▸ **STATED EXERCISE**
Every line of the material below must be repeated exactly.

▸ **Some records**
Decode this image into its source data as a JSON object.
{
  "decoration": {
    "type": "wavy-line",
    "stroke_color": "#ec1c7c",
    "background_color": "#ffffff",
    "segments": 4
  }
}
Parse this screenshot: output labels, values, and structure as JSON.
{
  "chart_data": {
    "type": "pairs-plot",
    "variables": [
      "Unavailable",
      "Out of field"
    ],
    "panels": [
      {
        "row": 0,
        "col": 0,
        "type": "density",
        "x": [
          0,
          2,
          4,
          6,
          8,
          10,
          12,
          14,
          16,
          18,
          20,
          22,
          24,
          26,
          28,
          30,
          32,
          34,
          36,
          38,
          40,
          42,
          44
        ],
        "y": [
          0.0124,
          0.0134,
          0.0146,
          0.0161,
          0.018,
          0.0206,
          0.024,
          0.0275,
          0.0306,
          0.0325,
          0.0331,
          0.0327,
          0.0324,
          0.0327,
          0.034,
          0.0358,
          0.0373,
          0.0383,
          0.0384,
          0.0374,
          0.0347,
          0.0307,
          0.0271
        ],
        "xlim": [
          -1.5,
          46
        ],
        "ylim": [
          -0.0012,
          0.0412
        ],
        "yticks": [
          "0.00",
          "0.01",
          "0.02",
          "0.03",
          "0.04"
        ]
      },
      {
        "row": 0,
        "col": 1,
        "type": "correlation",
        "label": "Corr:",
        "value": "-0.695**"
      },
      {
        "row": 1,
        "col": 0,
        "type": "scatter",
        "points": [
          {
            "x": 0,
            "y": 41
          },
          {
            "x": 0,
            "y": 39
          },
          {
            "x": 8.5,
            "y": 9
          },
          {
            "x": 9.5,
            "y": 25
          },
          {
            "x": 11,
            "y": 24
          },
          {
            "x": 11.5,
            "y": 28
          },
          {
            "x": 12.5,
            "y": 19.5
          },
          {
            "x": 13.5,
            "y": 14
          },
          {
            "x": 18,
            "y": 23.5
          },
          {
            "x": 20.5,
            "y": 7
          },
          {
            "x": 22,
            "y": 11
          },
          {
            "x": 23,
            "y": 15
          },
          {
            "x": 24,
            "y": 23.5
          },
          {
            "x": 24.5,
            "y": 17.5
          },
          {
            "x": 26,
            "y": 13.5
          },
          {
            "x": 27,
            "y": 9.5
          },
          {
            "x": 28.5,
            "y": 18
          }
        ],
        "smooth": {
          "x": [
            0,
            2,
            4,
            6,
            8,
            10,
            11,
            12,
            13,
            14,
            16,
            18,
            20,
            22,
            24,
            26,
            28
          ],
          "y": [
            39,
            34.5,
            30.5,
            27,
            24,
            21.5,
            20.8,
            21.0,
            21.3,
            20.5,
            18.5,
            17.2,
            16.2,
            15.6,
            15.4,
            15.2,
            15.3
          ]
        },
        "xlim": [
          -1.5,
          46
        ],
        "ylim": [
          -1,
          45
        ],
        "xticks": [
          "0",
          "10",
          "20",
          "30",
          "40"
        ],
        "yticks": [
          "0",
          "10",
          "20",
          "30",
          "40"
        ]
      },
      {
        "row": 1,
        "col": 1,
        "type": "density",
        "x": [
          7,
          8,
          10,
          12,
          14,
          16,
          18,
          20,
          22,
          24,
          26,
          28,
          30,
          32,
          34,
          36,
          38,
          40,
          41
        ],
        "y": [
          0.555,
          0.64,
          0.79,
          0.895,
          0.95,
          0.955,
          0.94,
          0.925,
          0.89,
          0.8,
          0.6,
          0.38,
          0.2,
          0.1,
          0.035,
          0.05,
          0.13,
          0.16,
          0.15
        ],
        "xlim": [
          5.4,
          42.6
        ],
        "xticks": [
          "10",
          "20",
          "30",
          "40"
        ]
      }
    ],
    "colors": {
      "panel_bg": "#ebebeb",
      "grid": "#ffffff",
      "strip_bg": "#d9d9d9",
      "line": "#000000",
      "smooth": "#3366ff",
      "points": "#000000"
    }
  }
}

▸ **FULL ANSWER**
Decode this image into its source data as a JSON object.
{
  "decoration": {
    "type": "wavy-line",
    "stroke_color": "#ec1c7c",
    "background_color": "#ffffff",
    "segments": 4
  }
}
Parse this screenshot: output labels, values, and structure as JSON.
{
  "chart_data": {
    "type": "pairs-plot",
    "variables": [
      "Unavailable",
      "Out of field"
    ],
    "panels": [
      {
        "row": 0,
        "col": 0,
        "type": "density",
        "x": [
          0,
          2,
          4,
          6,
          8,
          10,
          12,
          14,
          16,
          18,
          20,
          22,
          24,
          26,
          28,
          30,
          32,
          34,
          36,
          38,
          40,
          42,
          44
        ],
        "y": [
          0.0124,
          0.0134,
          0.0146,
          0.0161,
          0.018,
          0.0206,
          0.024,
          0.0275,
          0.0306,
          0.0325,
          0.0331,
          0.0327,
          0.0324,
          0.0327,
          0.034,
          0.0358,
          0.0373,
          0.0383,
          0.0384,
          0.0374,
          0.0347,
          0.0307,
          0.0271
        ],
        "xlim": [
          -1.5,
          46
        ],
        "ylim": [
          -0.0012,
          0.0412
        ],
        "yticks": [
          "0.00",
          "0.01",
          "0.02",
          "0.03",
          "0.04"
        ]
      },
      {
        "row": 0,
        "col": 1,
        "type": "correlation",
        "label": "Corr:",
        "value": "-0.695**"
      },
      {
        "row": 1,
        "col": 0,
        "type": "scatter",
        "points": [
          {
            "x": 0,
            "y": 41
          },
          {
            "x": 0,
            "y": 39
          },
          {
            "x": 8.5,
            "y": 9
          },
          {
            "x": 9.5,
            "y": 25
          },
          {
            "x": 11,
            "y": 24
          },
          {
            "x": 11.5,
            "y": 28
          },
          {
            "x": 12.5,
            "y": 19.5
          },
          {
            "x": 13.5,
            "y": 14
          },
          {
            "x": 18,
            "y": 23.5
          },
          {
            "x": 20.5,
            "y": 7
          },
          {
            "x": 22,
            "y": 11
          },
          {
            "x": 23,
            "y": 15
          },
          {
            "x": 24,
            "y": 23.5
          },
          {
            "x": 24.5,
            "y": 17.5
          },
          {
            "x": 26,
            "y": 13.5
          },
          {
            "x": 27,
            "y": 9.5
          },
          {
            "x": 28.5,
            "y": 18
          }
        ],
        "smooth": {
          "x": [
            0,
            2,
            4,
            6,
            8,
            10,
            11,
            12,
            13,
            14,
            16,
            18,
            20,
            22,
            24,
            26,
            28
          ],
          "y": [
            39,
            34.5,
            30.5,
            27,
            24,
            21.5,
            20.8,
            21.0,
            21.3,
            20.5,
            18.5,
            17.2,
            16.2,
            15.6,
            15.4,
            15.2,
            15.3
          ]
        },
        "xlim": [
          -1.5,
          46
        ],
        "ylim": [
          -1,
          45
        ],
        "xticks": [
          "0",
          "10",
          "20",
          "30",
          "40"
        ],
        "yticks": [
          "0",
          "10",
          "20",
          "30",
          "40"
        ]
      },
      {
        "row": 1,
        "col": 1,
        "type": "density",
        "x": [
          7,
          8,
          10,
          12,
          14,
          16,
          18,
          20,
          22,
          24,
          26,
          28,
          30,
          32,
          34,
          36,
          38,
          40,
          41
        ],
        "y": [
          0.555,
          0.64,
          0.79,
          0.895,
          0.95,
          0.955,
          0.94,
          0.925,
          0.89,
          0.8,
          0.6,
          0.38,
          0.2,
          0.1,
          0.035,
          0.05,
          0.13,
          0.16,
          0.15
        ],
        "xlim": [
          5.4,
          42.6
        ],
        "xticks": [
          "10",
          "20",
          "30",
          "40"
        ]
      }
    ],
    "colors": {
      "panel_bg": "#ebebeb",
      "grid": "#ffffff",
      "strip_bg": "#d9d9d9",
      "line": "#000000",
      "smooth": "#3366ff",
      "points": "#000000"
    }
  }
}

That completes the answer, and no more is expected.